Exercise materials
——
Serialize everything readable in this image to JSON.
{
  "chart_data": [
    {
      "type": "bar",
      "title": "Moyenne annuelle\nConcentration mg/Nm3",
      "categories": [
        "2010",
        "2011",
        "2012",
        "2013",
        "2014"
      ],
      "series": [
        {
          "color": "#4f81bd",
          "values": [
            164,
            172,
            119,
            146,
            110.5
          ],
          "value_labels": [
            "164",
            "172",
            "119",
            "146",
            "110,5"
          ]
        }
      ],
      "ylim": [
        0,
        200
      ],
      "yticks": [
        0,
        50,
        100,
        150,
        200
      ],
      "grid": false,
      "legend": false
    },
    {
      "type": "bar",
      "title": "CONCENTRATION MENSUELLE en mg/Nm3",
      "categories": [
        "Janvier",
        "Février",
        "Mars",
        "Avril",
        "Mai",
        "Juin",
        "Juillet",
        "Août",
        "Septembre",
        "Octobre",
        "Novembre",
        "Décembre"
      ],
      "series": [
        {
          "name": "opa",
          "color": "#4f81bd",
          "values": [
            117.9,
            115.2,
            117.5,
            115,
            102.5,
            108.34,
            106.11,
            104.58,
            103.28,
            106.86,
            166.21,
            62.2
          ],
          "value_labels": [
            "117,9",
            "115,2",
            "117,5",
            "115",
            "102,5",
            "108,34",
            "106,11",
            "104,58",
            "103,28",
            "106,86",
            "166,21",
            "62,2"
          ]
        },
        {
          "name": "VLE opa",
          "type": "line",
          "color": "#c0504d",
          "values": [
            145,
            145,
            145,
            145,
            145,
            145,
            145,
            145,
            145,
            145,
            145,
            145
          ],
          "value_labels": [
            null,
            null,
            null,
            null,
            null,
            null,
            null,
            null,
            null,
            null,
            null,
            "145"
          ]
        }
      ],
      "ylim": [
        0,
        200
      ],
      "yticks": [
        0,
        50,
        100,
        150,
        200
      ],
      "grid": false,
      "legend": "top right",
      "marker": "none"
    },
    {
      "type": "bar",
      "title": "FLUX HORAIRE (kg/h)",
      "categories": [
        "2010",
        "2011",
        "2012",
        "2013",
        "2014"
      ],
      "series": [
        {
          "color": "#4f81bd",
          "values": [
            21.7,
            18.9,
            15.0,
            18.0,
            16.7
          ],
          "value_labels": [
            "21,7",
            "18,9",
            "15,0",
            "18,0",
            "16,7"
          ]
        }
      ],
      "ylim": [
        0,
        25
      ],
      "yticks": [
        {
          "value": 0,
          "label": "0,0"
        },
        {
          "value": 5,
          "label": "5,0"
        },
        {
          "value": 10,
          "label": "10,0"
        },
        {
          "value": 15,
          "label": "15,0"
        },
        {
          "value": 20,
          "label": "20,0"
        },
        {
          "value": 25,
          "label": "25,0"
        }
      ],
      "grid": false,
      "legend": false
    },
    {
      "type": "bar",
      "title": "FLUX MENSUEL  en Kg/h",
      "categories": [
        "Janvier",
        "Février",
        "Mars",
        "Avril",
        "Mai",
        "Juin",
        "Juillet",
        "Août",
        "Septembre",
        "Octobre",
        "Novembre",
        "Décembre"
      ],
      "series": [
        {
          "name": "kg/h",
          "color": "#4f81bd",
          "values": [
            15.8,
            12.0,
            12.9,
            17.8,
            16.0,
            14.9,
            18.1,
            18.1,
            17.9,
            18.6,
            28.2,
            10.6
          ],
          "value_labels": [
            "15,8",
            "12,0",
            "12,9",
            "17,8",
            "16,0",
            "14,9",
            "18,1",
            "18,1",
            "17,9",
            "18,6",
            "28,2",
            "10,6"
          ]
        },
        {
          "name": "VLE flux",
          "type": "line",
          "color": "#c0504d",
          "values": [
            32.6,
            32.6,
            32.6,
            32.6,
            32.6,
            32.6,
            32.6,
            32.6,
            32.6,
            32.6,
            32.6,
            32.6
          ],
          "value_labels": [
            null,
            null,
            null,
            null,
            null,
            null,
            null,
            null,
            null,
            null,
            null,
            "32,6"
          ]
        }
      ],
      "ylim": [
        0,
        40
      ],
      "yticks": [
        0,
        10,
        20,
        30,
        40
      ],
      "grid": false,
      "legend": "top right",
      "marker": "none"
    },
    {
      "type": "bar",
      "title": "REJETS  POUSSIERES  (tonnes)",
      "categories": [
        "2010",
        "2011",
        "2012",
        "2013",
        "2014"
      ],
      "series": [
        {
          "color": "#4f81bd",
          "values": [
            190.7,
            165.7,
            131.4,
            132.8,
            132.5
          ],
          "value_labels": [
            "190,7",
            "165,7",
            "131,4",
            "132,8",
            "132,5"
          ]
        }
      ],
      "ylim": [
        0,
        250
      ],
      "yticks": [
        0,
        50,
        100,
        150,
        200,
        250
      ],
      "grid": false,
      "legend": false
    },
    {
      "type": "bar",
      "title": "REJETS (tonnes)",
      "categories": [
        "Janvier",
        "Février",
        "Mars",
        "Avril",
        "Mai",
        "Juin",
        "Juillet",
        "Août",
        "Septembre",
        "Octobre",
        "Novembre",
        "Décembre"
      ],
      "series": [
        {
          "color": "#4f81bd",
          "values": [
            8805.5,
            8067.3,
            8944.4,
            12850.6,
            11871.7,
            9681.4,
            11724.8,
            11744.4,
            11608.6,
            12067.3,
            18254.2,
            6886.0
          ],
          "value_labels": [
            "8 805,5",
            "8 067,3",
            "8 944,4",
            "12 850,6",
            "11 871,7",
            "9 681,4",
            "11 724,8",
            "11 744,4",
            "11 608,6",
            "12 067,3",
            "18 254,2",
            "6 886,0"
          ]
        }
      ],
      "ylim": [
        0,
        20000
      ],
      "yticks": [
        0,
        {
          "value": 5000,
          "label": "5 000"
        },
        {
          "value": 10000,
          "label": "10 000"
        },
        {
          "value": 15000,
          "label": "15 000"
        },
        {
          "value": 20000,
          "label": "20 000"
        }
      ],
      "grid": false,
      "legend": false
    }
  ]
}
——
Aim of the task
Repeat the records exactly, including every line.

In response
Serialize everything readable in this image to JSON.
{
  "chart_data": [
    {
      "type": "bar",
      "title": "Moyenne annuelle\nConcentration mg/Nm3",
      "categories": [
        "2010",
        "2011",
        "2012",
        "2013",
        "2014"
      ],
      "series": [
        {
          "color": "#4f81bd",
          "values": [
            164,
            172,
            119,
            146,
            110.5
          ],
          "value_labels": [
            "164",
            "172",
            "119",
            "146",
            "110,5"
          ]
        }
      ],
      "ylim": [
        0,
        200
      ],
      "yticks": [
        0,
        50,
        100,
        150,
        200
      ],
      "grid": false,
      "legend": false
    },
    {
      "type": "bar",
      "title": "CONCENTRATION MENSUELLE en mg/Nm3",
      "categories": [
        "Janvier",
        "Février",
        "Mars",
        "Avril",
        "Mai",
        "Juin",
        "Juillet",
        "Août",
        "Septembre",
        "Octobre",
        "Novembre",
        "Décembre"
      ],
      "series": [
        {
          "name": "opa",
          "color": "#4f81bd",
          "values": [
            117.9,
            115.2,
            117.5,
            115,
            102.5,
            108.34,
            106.11,
            104.58,
            103.28,
            106.86,
            166.21,
            62.2
          ],
          "value_labels": [
            "117,9",
            "115,2",
            "117,5",
            "115",
            "102,5",
            "108,34",
            "106,11",
            "104,58",
            "103,28",
            "106,86",
            "166,21",
            "62,2"
          ]
        },
        {
          "name": "VLE opa",
          "type": "line",
          "color": "#c0504d",
          "values": [
            145,
            145,
            145,
            145,
            145,
            145,
            145,
            145,
            145,
            145,
            145,
            145
          ],
          "value_labels": [
            null,
            null,
            null,
            null,
            null,
            null,
            null,
            null,
            null,
            null,
            null,
            "145"
          ]
        }
      ],
      "ylim": [
        0,
        200
      ],
      "yticks": [
        0,
        50,
        100,
        150,
        200
      ],
      "grid": false,
      "legend": "top right",
      "marker": "none"
    },
    {
      "type": "bar",
      "title": "FLUX HORAIRE (kg/h)",
      "categories": [
        "2010",
        "2011",
        "2012",
        "2013",
        "2014"
      ],
      "series": [
        {
          "color": "#4f81bd",
          "values": [
            21.7,
            18.9,
            15.0,
            18.0,
            16.7
          ],
          "value_labels": [
            "21,7",
            "18,9",
            "15,0",
            "18,0",
            "16,7"
          ]
        }
      ],
      "ylim": [
        0,
        25
      ],
      "yticks": [
        {
          "value": 0,
          "label": "0,0"
        },
        {
          "value": 5,
          "label": "5,0"
        },
        {
          "value": 10,
          "label": "10,0"
        },
        {
          "value": 15,
          "label": "15,0"
        },
        {
          "value": 20,
          "label": "20,0"
        },
        {
          "value": 25,
          "label": "25,0"
        }
      ],
      "grid": false,
      "legend": false
    },
    {
      "type": "bar",
      "title": "FLUX MENSUEL  en Kg/h",
      "categories": [
        "Janvier",
        "Février",
        "Mars",
        "Avril",
        "Mai",
        "Juin",
        "Juillet",
        "Août",
        "Septembre",
        "Octobre",
        "Novembre",
        "Décembre"
      ],
      "series": [
        {
          "name": "kg/h",
          "color": "#4f81bd",
          "values": [
            15.8,
            12.0,
            12.9,
            17.8,
            16.0,
            14.9,
            18.1,
            18.1,
            17.9,
            18.6,
            28.2,
            10.6
          ],
          "value_labels": [
            "15,8",
            "12,0",
            "12,9",
            "17,8",
            "16,0",
            "14,9",
            "18,1",
            "18,1",
            "17,9",
            "18,6",
            "28,2",
            "10,6"
          ]
        },
        {
          "name": "VLE flux",
          "type": "line",
          "color": "#c0504d",
          "values": [
            32.6,
            32.6,
            32.6,
            32.6,
            32.6,
            32.6,
            32.6,
            32.6,
            32.6,
            32.6,
            32.6,
            32.6
          ],
          "value_labels": [
            null,
            null,
            null,
            null,
            null,
            null,
            null,
            null,
            null,
            null,
            null,
            "32,6"
          ]
        }
      ],
      "ylim": [
        0,
        40
      ],
      "yticks": [
        0,
        10,
        20,
        30,
        40
      ],
      "grid": false,
      "legend": "top right",
      "marker": "none"
    },
    {
      "type": "bar",
      "title": "REJETS  POUSSIERES  (tonnes)",
      "categories": [
        "2010",
        "2011",
        "2012",
        "2013",
        "2014"
      ],
      "series": [
        {
          "color": "#4f81bd",
          "values": [
            190.7,
            165.7,
            131.4,
            132.8,
            132.5
          ],
          "value_labels": [
            "190,7",
            "165,7",
            "131,4",
            "132,8",
            "132,5"
          ]
        }
      ],
      "ylim": [
        0,
        250
      ],
      "yticks": [
        0,
        50,
        100,
        150,
        200,
        250
      ],
      "grid": false,
      "legend": false
    },
    {
      "type": "bar",
      "title": "REJETS (tonnes)",
      "categories": [
        "Janvier",
        "Février",
        "Mars",
        "Avril",
        "Mai",
        "Juin",
        "Juillet",
        "Août",
        "Septembre",
        "Octobre",
        "Novembre",
        "Décembre"
      ],
      "series": [
        {
          "color": "#4f81bd",
          "values": [
            8805.5,
            8067.3,
            8944.4,
            12850.6,
            11871.7,
            9681.4,
            11724.8,
            11744.4,
            11608.6,
            12067.3,
            18254.2,
            6886.0
          ],
          "value_labels": [
            "8 805,5",
            "8 067,3",
            "8 944,4",
            "12 850,6",
            "11 871,7",
            "9 681,4",
            "11 724,8",
            "11 744,4",
            "11 608,6",
            "12 067,3",
            "18 254,2",
            "6 886,0"
          ]
        }
      ],
      "ylim": [
        0,
        20000
      ],
      "yticks": [
        0,
        {
          "value": 5000,
          "label": "5 000"
        },
        {
          "value": 10000,
          "label": "10 000"
        },
        {
          "value": 15000,
          "label": "15 000"
        },
        {
          "value": 20000,
          "label": "20 000"
        }
      ],
      "grid": false,
      "legend": false
    }
  ]
}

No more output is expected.